====== Records to process

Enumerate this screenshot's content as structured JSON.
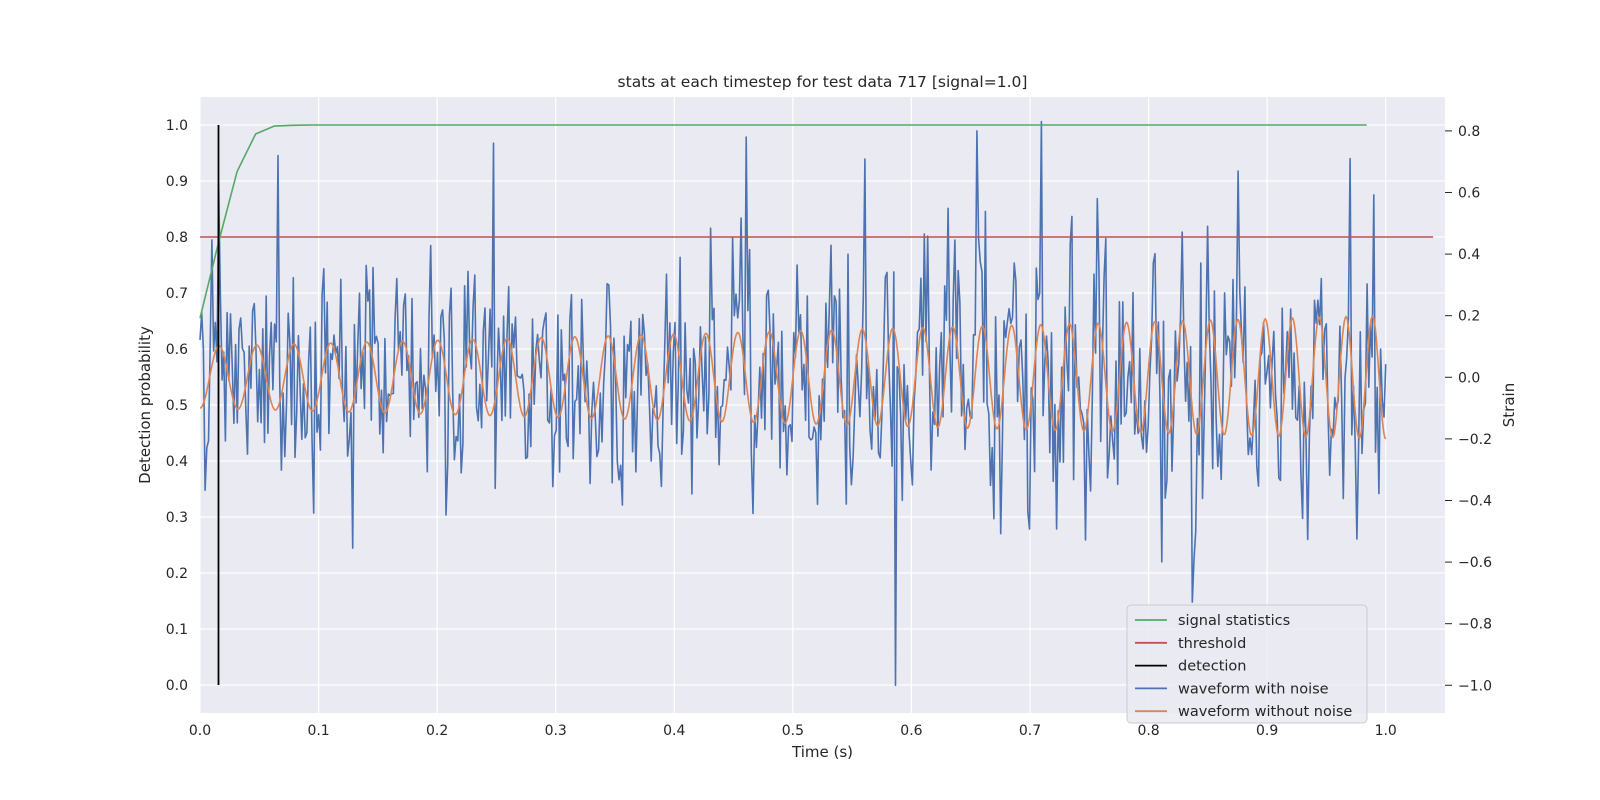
{
  "chart_data": {
    "type": "line",
    "title": "stats at each timestep for test data 717 [signal=1.0]",
    "xlabel": "Time (s)",
    "ylabel": "Detection probability",
    "y2label": "Strain",
    "xlim": [
      0.0,
      1.05
    ],
    "ylim": [
      -0.05,
      1.05
    ],
    "y2lim": [
      -1.09,
      0.91
    ],
    "xticks": [
      "0.0",
      "0.1",
      "0.2",
      "0.3",
      "0.4",
      "0.5",
      "0.6",
      "0.7",
      "0.8",
      "0.9",
      "1.0"
    ],
    "yticks": [
      "0.0",
      "0.1",
      "0.2",
      "0.3",
      "0.4",
      "0.5",
      "0.6",
      "0.7",
      "0.8",
      "0.9",
      "1.0"
    ],
    "y2ticks": [
      "−1.0",
      "−0.8",
      "−0.6",
      "−0.4",
      "−0.2",
      "0.0",
      "0.2",
      "0.4",
      "0.6",
      "0.8"
    ],
    "grid": true,
    "legend_position": "lower-right",
    "colors": {
      "signal_statistics": "#55a868",
      "threshold": "#c44e52",
      "detection": "#000000",
      "waveform_with_noise": "#4c72b0",
      "waveform_without_noise": "#dd8452",
      "plot_background": "#eaeaf2",
      "grid": "#ffffff"
    },
    "series": [
      {
        "name": "signal statistics",
        "axis": "left",
        "x": [
          0.0,
          0.0156,
          0.0313,
          0.0469,
          0.0625,
          0.0781,
          0.0938,
          0.125,
          0.25,
          0.5,
          0.75,
          0.984
        ],
        "y": [
          0.655,
          0.79,
          0.917,
          0.984,
          0.998,
          0.9995,
          1.0,
          1.0,
          1.0,
          1.0,
          1.0,
          1.0
        ]
      },
      {
        "name": "threshold",
        "axis": "left",
        "x": [
          0.0,
          1.04
        ],
        "y": [
          0.8,
          0.8
        ]
      },
      {
        "name": "detection",
        "axis": "left",
        "x": [
          0.0156,
          0.0156
        ],
        "y": [
          0.0,
          1.0
        ]
      },
      {
        "name": "waveform with noise",
        "axis": "right",
        "points": 700,
        "noise_std": 0.2,
        "x_range": [
          0.0,
          1.0
        ],
        "notable_points": [
          {
            "x": 0.066,
            "y": 0.72
          },
          {
            "x": 0.247,
            "y": 0.76
          },
          {
            "x": 0.46,
            "y": 0.78
          },
          {
            "x": 0.587,
            "y": -1.0
          },
          {
            "x": 0.655,
            "y": 0.8
          },
          {
            "x": 0.709,
            "y": 0.83
          },
          {
            "x": 0.837,
            "y": -0.73
          },
          {
            "x": 0.97,
            "y": 0.71
          }
        ]
      },
      {
        "name": "waveform without noise",
        "axis": "right",
        "x_range": [
          0.0,
          1.0
        ],
        "frequency_start_hz": 31,
        "frequency_end_hz": 45,
        "amplitude_start": 0.1,
        "amplitude_end": 0.2,
        "center": 0.0
      }
    ]
  }
}
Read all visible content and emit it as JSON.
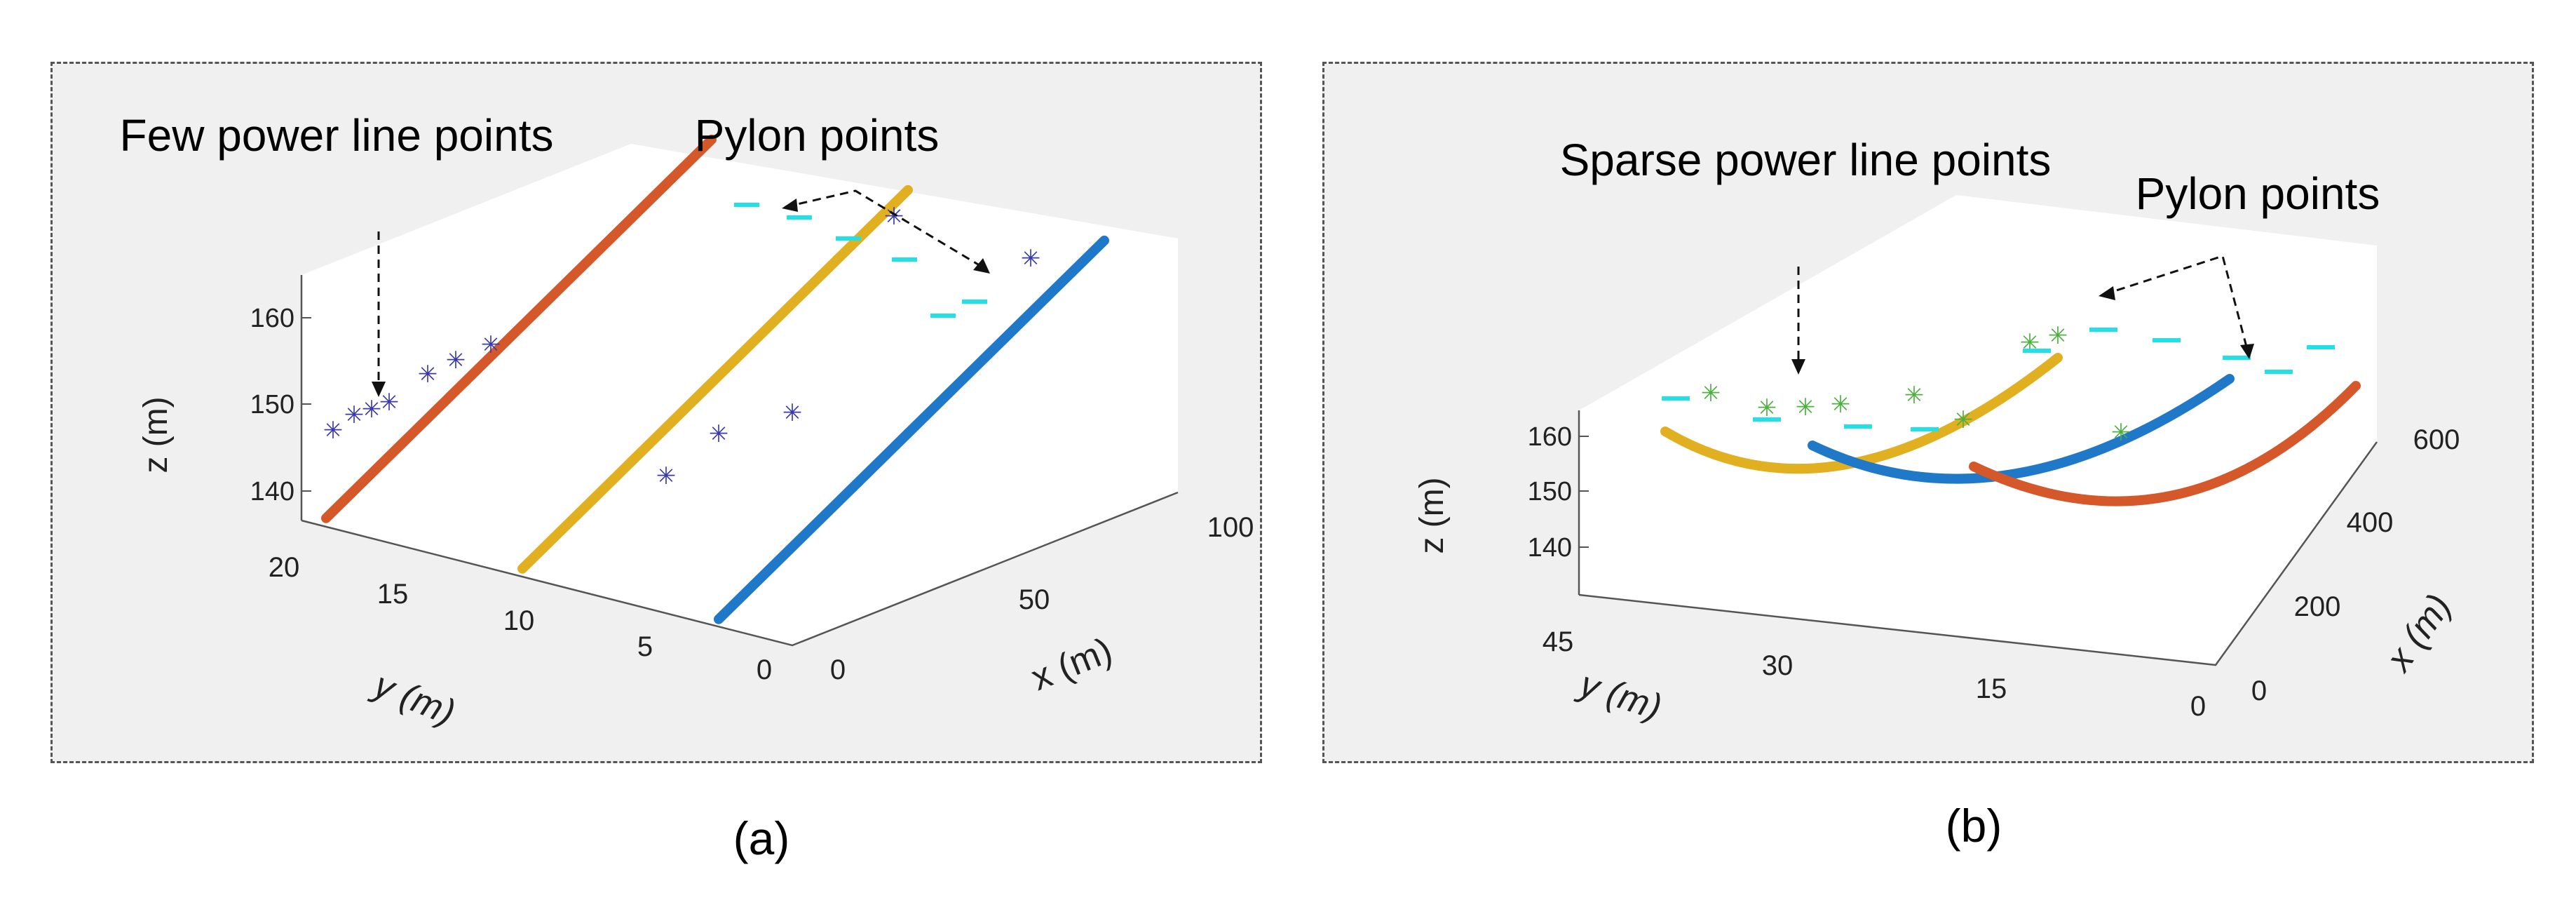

============

Exercise prompt: Please repeat the entries exactly. Do not include the pictures.

Final result:
Enumerate this screenshot's content as structured JSON.
{
  "chart_data": {
    "type": "line",
    "title": "stats at each timestep for test data 717 [signal=1.0]",
    "xlabel": "Time (s)",
    "ylabel": "Detection probability",
    "y2label": "Strain",
    "xlim": [
      0.0,
      1.05
    ],
    "ylim": [
      -0.05,
      1.05
    ],
    "y2lim": [
      -1.09,
      0.91
    ],
    "xticks": [
      "0.0",
      "0.1",
      "0.2",
      "0.3",
      "0.4",
      "0.5",
      "0.6",
      "0.7",
      "0.8",
      "0.9",
      "1.0"
    ],
    "yticks": [
      "0.0",
      "0.1",
      "0.2",
      "0.3",
      "0.4",
      "0.5",
      "0.6",
      "0.7",
      "0.8",
      "0.9",
      "1.0"
    ],
    "y2ticks": [
      "−1.0",
      "−0.8",
      "−0.6",
      "−0.4",
      "−0.2",
      "0.0",
      "0.2",
      "0.4",
      "0.6",
      "0.8"
    ],
    "grid": true,
    "legend_position": "lower-right",
    "colors": {
      "signal_statistics": "#55a868",
      "threshold": "#c44e52",
      "detection": "#000000",
      "waveform_with_noise": "#4c72b0",
      "waveform_without_noise": "#dd8452",
      "plot_background": "#eaeaf2",
      "grid": "#ffffff"
    },
    "series": [
      {
        "name": "signal statistics",
        "axis": "left",
        "x": [
          0.0,
          0.0156,
          0.0313,
          0.0469,
          0.0625,
          0.0781,
          0.0938,
          0.125,
          0.25,
          0.5,
          0.75,
          0.984
        ],
        "y": [
          0.655,
          0.79,
          0.917,
          0.984,
          0.998,
          0.9995,
          1.0,
          1.0,
          1.0,
          1.0,
          1.0,
          1.0
        ]
      },
      {
        "name": "threshold",
        "axis": "left",
        "x": [
          0.0,
          1.04
        ],
        "y": [
          0.8,
          0.8
        ]
      },
      {
        "name": "detection",
        "axis": "left",
        "x": [
          0.0156,
          0.0156
        ],
        "y": [
          0.0,
          1.0
        ]
      },
      {
        "name": "waveform with noise",
        "axis": "right",
        "points": 700,
        "noise_std": 0.2,
        "x_range": [
          0.0,
          1.0
        ],
        "notable_points": [
          {
            "x": 0.066,
            "y": 0.72
          },
          {
            "x": 0.247,
            "y": 0.76
          },
          {
            "x": 0.46,
            "y": 0.78
          },
          {
            "x": 0.587,
            "y": -1.0
          },
          {
            "x": 0.655,
            "y": 0.8
          },
          {
            "x": 0.709,
            "y": 0.83
          },
          {
            "x": 0.837,
            "y": -0.73
          },
          {
            "x": 0.97,
            "y": 0.71
          }
        ]
      },
      {
        "name": "waveform without noise",
        "axis": "right",
        "x_range": [
          0.0,
          1.0
        ],
        "frequency_start_hz": 31,
        "frequency_end_hz": 45,
        "amplitude_start": 0.1,
        "amplitude_end": 0.2,
        "center": 0.0
      }
    ]
  }
}
Read all visible content and emit it as JSON.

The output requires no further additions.